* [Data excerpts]
· · · · ·

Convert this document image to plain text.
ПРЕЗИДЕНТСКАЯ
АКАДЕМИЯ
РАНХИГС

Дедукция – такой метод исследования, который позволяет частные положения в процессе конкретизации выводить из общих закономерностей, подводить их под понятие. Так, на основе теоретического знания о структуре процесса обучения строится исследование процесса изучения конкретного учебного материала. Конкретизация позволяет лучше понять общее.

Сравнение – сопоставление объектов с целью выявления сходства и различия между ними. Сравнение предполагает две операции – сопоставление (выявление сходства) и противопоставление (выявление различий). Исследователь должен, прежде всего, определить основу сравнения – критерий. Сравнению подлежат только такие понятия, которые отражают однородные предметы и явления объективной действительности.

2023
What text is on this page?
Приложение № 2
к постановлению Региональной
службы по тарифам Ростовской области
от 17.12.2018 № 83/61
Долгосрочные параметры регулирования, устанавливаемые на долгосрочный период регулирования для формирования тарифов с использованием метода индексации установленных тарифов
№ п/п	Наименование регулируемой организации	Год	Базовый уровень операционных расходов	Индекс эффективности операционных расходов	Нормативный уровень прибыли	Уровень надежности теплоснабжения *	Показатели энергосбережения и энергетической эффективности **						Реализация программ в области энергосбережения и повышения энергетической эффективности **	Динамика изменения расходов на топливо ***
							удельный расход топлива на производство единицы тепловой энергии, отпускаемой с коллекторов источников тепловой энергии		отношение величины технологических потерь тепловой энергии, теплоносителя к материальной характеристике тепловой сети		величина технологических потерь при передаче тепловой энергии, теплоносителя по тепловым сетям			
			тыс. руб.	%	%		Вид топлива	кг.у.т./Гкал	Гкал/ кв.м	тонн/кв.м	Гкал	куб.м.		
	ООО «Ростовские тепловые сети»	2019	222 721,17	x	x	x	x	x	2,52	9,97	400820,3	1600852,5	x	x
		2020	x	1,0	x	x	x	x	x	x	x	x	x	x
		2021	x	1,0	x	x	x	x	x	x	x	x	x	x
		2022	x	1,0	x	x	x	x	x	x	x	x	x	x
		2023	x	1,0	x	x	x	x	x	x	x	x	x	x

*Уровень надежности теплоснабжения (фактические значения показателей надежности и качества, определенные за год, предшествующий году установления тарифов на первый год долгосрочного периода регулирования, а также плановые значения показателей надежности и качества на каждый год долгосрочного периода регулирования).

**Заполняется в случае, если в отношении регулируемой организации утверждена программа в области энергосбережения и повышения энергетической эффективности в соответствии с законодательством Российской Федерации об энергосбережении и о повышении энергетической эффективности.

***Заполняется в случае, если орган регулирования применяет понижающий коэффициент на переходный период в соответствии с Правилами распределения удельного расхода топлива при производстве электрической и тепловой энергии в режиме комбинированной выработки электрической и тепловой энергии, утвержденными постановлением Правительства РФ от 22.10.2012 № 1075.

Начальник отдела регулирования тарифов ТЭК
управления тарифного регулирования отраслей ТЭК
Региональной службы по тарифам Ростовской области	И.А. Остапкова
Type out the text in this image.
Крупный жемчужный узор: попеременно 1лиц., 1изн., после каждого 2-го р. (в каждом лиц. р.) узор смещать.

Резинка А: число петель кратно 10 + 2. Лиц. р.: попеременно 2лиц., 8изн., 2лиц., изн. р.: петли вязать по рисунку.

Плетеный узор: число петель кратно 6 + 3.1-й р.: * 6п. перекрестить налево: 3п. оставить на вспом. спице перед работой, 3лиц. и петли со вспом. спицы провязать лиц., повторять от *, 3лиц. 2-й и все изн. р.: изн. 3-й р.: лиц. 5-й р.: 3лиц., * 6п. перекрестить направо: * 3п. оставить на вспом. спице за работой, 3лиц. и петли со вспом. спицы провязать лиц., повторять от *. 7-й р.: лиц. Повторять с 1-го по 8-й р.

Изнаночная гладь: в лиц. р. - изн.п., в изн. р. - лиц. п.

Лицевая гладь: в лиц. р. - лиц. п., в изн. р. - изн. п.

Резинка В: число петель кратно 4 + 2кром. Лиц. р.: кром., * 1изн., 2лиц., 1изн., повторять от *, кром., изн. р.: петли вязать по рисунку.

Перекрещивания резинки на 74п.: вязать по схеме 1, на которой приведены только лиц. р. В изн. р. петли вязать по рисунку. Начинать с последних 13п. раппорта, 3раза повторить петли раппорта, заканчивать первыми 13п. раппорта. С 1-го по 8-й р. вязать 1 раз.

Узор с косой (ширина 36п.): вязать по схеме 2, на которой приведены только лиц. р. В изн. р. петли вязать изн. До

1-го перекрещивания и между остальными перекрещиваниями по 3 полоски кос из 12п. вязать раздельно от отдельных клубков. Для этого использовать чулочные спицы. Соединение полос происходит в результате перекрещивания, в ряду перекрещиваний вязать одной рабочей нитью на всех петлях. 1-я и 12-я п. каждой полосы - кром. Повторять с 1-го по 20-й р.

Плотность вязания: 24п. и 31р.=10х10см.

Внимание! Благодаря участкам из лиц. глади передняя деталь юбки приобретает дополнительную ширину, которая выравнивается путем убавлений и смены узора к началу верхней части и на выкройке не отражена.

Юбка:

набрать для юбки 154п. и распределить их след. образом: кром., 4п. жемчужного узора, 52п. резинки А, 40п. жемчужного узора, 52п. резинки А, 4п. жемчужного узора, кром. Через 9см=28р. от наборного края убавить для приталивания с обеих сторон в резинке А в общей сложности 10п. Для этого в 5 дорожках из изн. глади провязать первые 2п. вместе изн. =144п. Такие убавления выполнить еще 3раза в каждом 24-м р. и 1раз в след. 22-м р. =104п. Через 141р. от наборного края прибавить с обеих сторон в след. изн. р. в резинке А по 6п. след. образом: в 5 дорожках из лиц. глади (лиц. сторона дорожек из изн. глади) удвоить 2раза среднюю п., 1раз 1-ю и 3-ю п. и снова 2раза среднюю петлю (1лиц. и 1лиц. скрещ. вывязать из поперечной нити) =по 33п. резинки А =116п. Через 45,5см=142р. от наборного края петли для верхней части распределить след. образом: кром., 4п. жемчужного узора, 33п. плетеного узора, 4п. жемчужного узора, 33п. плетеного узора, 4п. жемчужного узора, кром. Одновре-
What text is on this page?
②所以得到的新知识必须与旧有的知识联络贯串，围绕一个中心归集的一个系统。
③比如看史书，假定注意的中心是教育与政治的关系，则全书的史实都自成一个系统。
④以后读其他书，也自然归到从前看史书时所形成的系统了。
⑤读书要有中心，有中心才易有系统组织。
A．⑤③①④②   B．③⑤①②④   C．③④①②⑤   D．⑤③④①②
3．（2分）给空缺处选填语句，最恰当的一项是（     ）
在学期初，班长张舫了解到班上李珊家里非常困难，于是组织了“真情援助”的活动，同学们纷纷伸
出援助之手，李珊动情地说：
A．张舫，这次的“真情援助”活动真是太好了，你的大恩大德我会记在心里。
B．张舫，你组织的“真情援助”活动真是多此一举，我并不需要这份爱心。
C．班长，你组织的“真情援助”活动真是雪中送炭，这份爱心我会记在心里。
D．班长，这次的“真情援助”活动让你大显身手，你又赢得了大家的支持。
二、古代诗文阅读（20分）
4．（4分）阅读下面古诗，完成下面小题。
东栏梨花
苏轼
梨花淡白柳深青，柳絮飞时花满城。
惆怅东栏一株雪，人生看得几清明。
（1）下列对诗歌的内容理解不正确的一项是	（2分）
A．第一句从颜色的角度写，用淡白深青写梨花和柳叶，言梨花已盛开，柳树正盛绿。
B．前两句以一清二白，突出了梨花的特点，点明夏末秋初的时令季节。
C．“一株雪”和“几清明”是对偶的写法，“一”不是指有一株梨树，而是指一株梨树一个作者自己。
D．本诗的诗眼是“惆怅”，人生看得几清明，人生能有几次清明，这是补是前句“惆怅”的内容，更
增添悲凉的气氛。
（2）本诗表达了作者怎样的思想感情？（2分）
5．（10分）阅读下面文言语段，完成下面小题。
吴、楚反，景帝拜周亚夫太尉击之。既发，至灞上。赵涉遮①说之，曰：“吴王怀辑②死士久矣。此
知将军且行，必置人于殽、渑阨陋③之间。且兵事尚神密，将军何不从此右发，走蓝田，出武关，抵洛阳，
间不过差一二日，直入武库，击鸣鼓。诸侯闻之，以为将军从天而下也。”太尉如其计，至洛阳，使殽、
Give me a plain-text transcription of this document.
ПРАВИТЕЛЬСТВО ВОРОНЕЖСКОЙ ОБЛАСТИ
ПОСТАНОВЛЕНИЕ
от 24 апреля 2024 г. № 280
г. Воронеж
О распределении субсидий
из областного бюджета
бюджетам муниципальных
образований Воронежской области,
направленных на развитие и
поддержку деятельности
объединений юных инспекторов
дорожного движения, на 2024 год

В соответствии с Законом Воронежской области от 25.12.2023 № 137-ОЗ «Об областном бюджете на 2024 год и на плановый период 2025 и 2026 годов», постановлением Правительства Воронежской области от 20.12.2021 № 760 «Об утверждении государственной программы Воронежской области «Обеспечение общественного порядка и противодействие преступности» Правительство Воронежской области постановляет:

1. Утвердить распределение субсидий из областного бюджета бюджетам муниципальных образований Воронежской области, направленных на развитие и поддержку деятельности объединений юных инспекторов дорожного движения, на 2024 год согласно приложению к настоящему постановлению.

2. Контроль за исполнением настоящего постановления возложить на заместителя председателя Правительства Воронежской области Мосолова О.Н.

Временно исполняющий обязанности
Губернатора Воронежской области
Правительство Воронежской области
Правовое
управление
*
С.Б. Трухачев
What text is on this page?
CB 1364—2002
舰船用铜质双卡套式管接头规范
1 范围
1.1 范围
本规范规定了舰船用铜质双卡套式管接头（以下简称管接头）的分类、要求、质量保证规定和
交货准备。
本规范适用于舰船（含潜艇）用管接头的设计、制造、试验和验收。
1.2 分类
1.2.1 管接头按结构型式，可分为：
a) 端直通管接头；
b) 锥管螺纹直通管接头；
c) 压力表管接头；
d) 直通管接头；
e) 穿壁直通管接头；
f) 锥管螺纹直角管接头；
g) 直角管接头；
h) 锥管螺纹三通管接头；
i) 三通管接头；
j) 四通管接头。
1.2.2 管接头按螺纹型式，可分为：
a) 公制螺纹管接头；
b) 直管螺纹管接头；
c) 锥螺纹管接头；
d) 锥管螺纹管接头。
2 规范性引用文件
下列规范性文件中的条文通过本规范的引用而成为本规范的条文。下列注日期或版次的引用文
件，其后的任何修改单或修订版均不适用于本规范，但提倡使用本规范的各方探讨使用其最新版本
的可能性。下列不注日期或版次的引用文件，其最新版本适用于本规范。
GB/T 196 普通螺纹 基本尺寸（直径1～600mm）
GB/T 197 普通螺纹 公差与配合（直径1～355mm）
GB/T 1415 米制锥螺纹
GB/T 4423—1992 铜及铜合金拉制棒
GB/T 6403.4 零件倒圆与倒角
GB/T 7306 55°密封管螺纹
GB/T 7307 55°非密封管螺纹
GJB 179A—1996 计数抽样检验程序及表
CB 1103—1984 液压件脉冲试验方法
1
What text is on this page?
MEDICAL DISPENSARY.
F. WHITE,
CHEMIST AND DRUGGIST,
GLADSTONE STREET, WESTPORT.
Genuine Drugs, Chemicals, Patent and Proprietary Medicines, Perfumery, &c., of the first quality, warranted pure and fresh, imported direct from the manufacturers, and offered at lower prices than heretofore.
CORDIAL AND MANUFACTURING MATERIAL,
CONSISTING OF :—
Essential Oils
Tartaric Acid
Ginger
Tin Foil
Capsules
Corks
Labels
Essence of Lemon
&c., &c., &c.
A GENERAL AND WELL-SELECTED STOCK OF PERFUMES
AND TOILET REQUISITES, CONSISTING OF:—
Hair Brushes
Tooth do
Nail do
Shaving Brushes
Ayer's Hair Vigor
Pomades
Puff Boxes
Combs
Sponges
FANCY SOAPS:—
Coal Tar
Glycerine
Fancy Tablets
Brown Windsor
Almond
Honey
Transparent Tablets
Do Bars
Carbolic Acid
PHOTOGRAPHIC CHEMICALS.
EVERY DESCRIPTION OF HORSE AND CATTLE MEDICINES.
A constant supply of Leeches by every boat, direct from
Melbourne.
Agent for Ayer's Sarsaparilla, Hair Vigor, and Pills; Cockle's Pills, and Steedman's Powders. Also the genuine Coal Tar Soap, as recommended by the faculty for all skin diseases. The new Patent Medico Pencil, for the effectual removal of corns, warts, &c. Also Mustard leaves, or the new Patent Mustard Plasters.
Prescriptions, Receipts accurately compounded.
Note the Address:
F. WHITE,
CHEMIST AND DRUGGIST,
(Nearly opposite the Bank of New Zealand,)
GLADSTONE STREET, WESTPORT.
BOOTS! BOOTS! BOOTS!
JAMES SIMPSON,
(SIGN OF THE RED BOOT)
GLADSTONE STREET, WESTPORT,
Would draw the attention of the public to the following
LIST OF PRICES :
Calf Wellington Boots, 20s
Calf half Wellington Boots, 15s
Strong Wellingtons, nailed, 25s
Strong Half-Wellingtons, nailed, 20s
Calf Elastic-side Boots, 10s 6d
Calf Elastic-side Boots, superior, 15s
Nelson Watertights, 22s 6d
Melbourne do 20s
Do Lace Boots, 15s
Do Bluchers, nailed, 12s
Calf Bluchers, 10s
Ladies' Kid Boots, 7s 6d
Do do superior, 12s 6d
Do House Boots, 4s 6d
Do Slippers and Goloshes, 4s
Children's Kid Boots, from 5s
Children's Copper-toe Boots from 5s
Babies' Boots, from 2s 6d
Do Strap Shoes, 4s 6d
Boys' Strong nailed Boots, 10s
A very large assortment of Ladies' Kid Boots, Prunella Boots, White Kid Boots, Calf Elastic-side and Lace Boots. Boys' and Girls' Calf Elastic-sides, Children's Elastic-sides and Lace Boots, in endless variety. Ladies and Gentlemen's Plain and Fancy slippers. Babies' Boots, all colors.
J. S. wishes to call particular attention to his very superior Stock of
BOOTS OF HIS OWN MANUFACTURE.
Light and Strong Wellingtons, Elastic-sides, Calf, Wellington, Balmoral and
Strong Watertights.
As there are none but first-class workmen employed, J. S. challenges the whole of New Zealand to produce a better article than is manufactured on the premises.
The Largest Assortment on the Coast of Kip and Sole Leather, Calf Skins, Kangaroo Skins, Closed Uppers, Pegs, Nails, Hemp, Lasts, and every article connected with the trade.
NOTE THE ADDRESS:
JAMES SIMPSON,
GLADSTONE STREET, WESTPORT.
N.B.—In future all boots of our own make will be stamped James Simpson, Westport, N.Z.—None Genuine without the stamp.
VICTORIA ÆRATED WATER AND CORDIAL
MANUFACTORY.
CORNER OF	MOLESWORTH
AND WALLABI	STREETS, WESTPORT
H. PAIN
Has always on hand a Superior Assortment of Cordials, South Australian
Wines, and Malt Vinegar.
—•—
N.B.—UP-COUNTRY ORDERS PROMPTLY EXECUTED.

· · · · ·

* [Required work] Search the records for the word "деятельности" and copy every line where it occurs.

* [Full solution]
поддержку деятельности
1. Утвердить распределение субсидий из областного бюджета бюджетам муниципальных образований Воронежской области, направленных на развитие и поддержку деятельности объединений юных инспекторов дорожного движения, на 2024 год согласно приложению к настоящему постановлению.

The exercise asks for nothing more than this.